Exercise description: Scan the data for "relations" and copy the lines it appears in.

Saved entries
○ ○ ○ ○ ○

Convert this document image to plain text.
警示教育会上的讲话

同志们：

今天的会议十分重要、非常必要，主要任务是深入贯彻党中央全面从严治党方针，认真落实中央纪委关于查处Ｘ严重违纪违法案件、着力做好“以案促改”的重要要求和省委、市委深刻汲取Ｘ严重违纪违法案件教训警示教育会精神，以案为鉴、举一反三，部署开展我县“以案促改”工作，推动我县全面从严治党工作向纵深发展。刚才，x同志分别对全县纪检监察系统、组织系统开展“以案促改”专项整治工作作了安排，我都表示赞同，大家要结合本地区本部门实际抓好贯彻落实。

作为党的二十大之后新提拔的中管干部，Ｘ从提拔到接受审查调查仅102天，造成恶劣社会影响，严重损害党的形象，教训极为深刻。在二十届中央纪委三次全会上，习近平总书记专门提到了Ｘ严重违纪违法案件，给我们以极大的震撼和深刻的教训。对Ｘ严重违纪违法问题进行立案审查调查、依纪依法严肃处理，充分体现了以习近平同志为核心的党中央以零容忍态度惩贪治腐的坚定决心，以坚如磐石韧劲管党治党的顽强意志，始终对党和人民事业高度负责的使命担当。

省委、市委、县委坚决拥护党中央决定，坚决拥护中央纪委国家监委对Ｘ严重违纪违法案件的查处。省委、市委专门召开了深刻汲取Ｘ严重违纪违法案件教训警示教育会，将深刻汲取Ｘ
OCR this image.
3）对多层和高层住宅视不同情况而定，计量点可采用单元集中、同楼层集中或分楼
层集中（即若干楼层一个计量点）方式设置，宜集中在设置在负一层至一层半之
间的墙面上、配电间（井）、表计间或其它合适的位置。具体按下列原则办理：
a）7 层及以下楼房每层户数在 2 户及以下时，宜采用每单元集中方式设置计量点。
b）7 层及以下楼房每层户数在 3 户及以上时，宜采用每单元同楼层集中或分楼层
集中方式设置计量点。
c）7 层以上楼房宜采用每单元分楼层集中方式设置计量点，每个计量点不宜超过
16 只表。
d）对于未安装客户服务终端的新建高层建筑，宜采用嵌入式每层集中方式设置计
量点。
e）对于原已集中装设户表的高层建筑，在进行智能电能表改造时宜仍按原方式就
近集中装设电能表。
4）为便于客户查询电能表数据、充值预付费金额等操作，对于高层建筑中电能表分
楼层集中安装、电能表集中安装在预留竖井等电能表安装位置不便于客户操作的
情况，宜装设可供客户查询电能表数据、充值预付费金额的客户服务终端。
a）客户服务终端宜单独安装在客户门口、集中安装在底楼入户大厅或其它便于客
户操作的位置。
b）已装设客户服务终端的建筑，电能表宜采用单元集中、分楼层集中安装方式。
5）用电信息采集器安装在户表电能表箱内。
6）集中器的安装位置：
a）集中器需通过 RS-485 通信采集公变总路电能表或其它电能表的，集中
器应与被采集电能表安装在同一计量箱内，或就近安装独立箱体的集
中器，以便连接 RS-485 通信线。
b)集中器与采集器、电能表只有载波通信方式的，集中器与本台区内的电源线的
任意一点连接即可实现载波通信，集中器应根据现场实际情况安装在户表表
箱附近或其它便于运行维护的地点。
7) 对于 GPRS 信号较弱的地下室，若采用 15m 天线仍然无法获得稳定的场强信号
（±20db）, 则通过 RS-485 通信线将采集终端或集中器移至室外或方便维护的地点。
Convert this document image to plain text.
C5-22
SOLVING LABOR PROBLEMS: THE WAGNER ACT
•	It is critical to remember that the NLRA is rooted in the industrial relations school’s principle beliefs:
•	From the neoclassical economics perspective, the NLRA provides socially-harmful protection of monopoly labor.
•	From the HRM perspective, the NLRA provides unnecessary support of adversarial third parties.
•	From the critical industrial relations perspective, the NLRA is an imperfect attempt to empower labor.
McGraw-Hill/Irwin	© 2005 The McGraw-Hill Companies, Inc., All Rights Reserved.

○ ○ ○ ○ ○

Solution to this problem:
•	It is critical to remember that the NLRA is rooted in the industrial relations school’s principle beliefs:
•	From the critical industrial relations perspective, the NLRA is an imperfect attempt to empower labor.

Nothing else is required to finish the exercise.